::: Data entries

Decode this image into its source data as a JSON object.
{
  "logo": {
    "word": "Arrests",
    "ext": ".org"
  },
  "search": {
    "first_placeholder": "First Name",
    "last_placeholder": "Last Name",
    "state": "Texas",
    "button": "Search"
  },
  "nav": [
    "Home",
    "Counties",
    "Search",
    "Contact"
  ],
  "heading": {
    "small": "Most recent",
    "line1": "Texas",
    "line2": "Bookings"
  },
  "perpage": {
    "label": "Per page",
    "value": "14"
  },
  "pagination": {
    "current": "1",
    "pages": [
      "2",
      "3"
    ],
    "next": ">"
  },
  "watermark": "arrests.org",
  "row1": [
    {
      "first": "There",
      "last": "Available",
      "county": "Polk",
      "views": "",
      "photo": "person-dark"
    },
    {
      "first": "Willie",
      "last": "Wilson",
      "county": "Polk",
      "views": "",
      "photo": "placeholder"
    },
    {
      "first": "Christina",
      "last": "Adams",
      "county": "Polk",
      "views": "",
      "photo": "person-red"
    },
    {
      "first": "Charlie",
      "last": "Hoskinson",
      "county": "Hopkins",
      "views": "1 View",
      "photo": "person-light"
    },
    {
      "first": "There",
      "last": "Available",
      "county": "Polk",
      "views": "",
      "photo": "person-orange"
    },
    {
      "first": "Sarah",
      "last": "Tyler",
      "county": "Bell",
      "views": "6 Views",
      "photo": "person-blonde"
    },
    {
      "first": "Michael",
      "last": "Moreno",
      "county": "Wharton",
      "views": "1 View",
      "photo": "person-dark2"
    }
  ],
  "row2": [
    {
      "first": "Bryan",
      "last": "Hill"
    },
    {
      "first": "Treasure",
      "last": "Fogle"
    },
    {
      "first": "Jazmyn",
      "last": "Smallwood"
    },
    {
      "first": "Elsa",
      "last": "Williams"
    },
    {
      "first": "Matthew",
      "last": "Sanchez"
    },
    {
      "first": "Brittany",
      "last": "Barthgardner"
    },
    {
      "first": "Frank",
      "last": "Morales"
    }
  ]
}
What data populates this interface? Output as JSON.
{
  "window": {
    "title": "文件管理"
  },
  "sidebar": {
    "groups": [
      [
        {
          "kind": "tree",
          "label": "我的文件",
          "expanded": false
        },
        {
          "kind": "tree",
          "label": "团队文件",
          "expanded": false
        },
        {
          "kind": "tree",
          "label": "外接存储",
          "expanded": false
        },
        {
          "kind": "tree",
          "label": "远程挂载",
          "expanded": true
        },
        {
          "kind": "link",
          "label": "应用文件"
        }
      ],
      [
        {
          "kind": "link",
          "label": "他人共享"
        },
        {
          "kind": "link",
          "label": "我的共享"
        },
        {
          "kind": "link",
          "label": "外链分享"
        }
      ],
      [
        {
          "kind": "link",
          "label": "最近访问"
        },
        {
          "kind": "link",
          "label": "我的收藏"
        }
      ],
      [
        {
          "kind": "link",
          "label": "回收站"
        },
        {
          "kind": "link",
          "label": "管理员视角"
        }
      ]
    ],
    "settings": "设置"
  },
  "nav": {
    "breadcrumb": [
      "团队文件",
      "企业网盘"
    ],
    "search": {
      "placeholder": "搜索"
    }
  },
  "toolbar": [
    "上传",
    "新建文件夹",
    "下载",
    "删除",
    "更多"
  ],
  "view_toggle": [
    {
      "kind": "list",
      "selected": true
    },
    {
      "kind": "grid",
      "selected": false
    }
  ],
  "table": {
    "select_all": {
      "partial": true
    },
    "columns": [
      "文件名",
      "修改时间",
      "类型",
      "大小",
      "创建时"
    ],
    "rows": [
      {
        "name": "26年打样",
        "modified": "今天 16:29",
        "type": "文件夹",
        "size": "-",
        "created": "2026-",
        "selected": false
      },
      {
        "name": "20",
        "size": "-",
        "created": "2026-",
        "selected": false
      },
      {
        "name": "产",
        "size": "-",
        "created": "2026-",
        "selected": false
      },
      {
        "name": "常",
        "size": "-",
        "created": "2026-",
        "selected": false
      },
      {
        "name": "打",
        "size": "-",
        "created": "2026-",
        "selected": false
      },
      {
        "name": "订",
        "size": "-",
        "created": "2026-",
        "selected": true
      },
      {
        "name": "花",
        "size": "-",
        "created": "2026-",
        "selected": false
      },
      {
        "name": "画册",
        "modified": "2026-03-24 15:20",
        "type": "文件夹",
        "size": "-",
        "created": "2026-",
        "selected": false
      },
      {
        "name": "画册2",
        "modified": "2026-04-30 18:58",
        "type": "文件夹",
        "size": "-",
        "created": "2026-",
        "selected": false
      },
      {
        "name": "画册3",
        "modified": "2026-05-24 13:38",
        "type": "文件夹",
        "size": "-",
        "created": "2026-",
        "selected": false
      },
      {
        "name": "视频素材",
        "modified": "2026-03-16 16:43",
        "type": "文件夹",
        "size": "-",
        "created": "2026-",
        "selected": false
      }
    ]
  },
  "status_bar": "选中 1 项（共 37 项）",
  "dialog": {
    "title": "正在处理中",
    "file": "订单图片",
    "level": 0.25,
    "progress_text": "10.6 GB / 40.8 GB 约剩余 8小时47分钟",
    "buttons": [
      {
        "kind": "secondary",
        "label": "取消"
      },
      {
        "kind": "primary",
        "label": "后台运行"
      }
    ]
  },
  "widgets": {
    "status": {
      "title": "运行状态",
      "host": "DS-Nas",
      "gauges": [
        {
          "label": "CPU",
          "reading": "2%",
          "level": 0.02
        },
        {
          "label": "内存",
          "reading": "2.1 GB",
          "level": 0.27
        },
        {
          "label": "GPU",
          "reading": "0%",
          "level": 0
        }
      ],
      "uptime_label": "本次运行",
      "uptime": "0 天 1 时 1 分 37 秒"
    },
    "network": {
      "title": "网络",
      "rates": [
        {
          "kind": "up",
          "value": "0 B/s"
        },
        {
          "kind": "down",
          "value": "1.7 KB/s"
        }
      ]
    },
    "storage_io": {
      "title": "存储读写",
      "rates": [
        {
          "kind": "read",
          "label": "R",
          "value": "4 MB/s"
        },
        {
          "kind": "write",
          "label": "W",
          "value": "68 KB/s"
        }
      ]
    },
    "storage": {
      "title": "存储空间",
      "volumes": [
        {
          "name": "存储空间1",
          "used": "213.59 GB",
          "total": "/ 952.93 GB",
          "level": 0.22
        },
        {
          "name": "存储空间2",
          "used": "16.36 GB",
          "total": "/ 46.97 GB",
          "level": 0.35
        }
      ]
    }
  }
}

::::::

## Aim of the task
Copy every record exactly, with nothing added or dropped.

## Final result
Decode this image into its source data as a JSON object.
{
  "logo": {
    "word": "Arrests",
    "ext": ".org"
  },
  "search": {
    "first_placeholder": "First Name",
    "last_placeholder": "Last Name",
    "state": "Texas",
    "button": "Search"
  },
  "nav": [
    "Home",
    "Counties",
    "Search",
    "Contact"
  ],
  "heading": {
    "small": "Most recent",
    "line1": "Texas",
    "line2": "Bookings"
  },
  "perpage": {
    "label": "Per page",
    "value": "14"
  },
  "pagination": {
    "current": "1",
    "pages": [
      "2",
      "3"
    ],
    "next": ">"
  },
  "watermark": "arrests.org",
  "row1": [
    {
      "first": "There",
      "last": "Available",
      "county": "Polk",
      "views": "",
      "photo": "person-dark"
    },
    {
      "first": "Willie",
      "last": "Wilson",
      "county": "Polk",
      "views": "",
      "photo": "placeholder"
    },
    {
      "first": "Christina",
      "last": "Adams",
      "county": "Polk",
      "views": "",
      "photo": "person-red"
    },
    {
      "first": "Charlie",
      "last": "Hoskinson",
      "county": "Hopkins",
      "views": "1 View",
      "photo": "person-light"
    },
    {
      "first": "There",
      "last": "Available",
      "county": "Polk",
      "views": "",
      "photo": "person-orange"
    },
    {
      "first": "Sarah",
      "last": "Tyler",
      "county": "Bell",
      "views": "6 Views",
      "photo": "person-blonde"
    },
    {
      "first": "Michael",
      "last": "Moreno",
      "county": "Wharton",
      "views": "1 View",
      "photo": "person-dark2"
    }
  ],
  "row2": [
    {
      "first": "Bryan",
      "last": "Hill"
    },
    {
      "first": "Treasure",
      "last": "Fogle"
    },
    {
      "first": "Jazmyn",
      "last": "Smallwood"
    },
    {
      "first": "Elsa",
      "last": "Williams"
    },
    {
      "first": "Matthew",
      "last": "Sanchez"
    },
    {
      "first": "Brittany",
      "last": "Barthgardner"
    },
    {
      "first": "Frank",
      "last": "Morales"
    }
  ]
}
What data populates this interface? Output as JSON.
{
  "window": {
    "title": "文件管理"
  },
  "sidebar": {
    "groups": [
      [
        {
          "kind": "tree",
          "label": "我的文件",
          "expanded": false
        },
        {
          "kind": "tree",
          "label": "团队文件",
          "expanded": false
        },
        {
          "kind": "tree",
          "label": "外接存储",
          "expanded": false
        },
        {
          "kind": "tree",
          "label": "远程挂载",
          "expanded": true
        },
        {
          "kind": "link",
          "label": "应用文件"
        }
      ],
      [
        {
          "kind": "link",
          "label": "他人共享"
        },
        {
          "kind": "link",
          "label": "我的共享"
        },
        {
          "kind": "link",
          "label": "外链分享"
        }
      ],
      [
        {
          "kind": "link",
          "label": "最近访问"
        },
        {
          "kind": "link",
          "label": "我的收藏"
        }
      ],
      [
        {
          "kind": "link",
          "label": "回收站"
        },
        {
          "kind": "link",
          "label": "管理员视角"
        }
      ]
    ],
    "settings": "设置"
  },
  "nav": {
    "breadcrumb": [
      "团队文件",
      "企业网盘"
    ],
    "search": {
      "placeholder": "搜索"
    }
  },
  "toolbar": [
    "上传",
    "新建文件夹",
    "下载",
    "删除",
    "更多"
  ],
  "view_toggle": [
    {
      "kind": "list",
      "selected": true
    },
    {
      "kind": "grid",
      "selected": false
    }
  ],
  "table": {
    "select_all": {
      "partial": true
    },
    "columns": [
      "文件名",
      "修改时间",
      "类型",
      "大小",
      "创建时"
    ],
    "rows": [
      {
        "name": "26年打样",
        "modified": "今天 16:29",
        "type": "文件夹",
        "size": "-",
        "created": "2026-",
        "selected": false
      },
      {
        "name": "20",
        "size": "-",
        "created": "2026-",
        "selected": false
      },
      {
        "name": "产",
        "size": "-",
        "created": "2026-",
        "selected": false
      },
      {
        "name": "常",
        "size": "-",
        "created": "2026-",
        "selected": false
      },
      {
        "name": "打",
        "size": "-",
        "created": "2026-",
        "selected": false
      },
      {
        "name": "订",
        "size": "-",
        "created": "2026-",
        "selected": true
      },
      {
        "name": "花",
        "size": "-",
        "created": "2026-",
        "selected": false
      },
      {
        "name": "画册",
        "modified": "2026-03-24 15:20",
        "type": "文件夹",
        "size": "-",
        "created": "2026-",
        "selected": false
      },
      {
        "name": "画册2",
        "modified": "2026-04-30 18:58",
        "type": "文件夹",
        "size": "-",
        "created": "2026-",
        "selected": false
      },
      {
        "name": "画册3",
        "modified": "2026-05-24 13:38",
        "type": "文件夹",
        "size": "-",
        "created": "2026-",
        "selected": false
      },
      {
        "name": "视频素材",
        "modified": "2026-03-16 16:43",
        "type": "文件夹",
        "size": "-",
        "created": "2026-",
        "selected": false
      }
    ]
  },
  "status_bar": "选中 1 项（共 37 项）",
  "dialog": {
    "title": "正在处理中",
    "file": "订单图片",
    "level": 0.25,
    "progress_text": "10.6 GB / 40.8 GB 约剩余 8小时47分钟",
    "buttons": [
      {
        "kind": "secondary",
        "label": "取消"
      },
      {
        "kind": "primary",
        "label": "后台运行"
      }
    ]
  },
  "widgets": {
    "status": {
      "title": "运行状态",
      "host": "DS-Nas",
      "gauges": [
        {
          "label": "CPU",
          "reading": "2%",
          "level": 0.02
        },
        {
          "label": "内存",
          "reading": "2.1 GB",
          "level": 0.27
        },
        {
          "label": "GPU",
          "reading": "0%",
          "level": 0
        }
      ],
      "uptime_label": "本次运行",
      "uptime": "0 天 1 时 1 分 37 秒"
    },
    "network": {
      "title": "网络",
      "rates": [
        {
          "kind": "up",
          "value": "0 B/s"
        },
        {
          "kind": "down",
          "value": "1.7 KB/s"
        }
      ]
    },
    "storage_io": {
      "title": "存储读写",
      "rates": [
        {
          "kind": "read",
          "label": "R",
          "value": "4 MB/s"
        },
        {
          "kind": "write",
          "label": "W",
          "value": "68 KB/s"
        }
      ]
    },
    "storage": {
      "title": "存储空间",
      "volumes": [
        {
          "name": "存储空间1",
          "used": "213.59 GB",
          "total": "/ 952.93 GB",
          "level": 0.22
        },
        {
          "name": "存储空间2",
          "used": "16.36 GB",
          "total": "/ 46.97 GB",
          "level": 0.35
        }
      ]
    }
  }
}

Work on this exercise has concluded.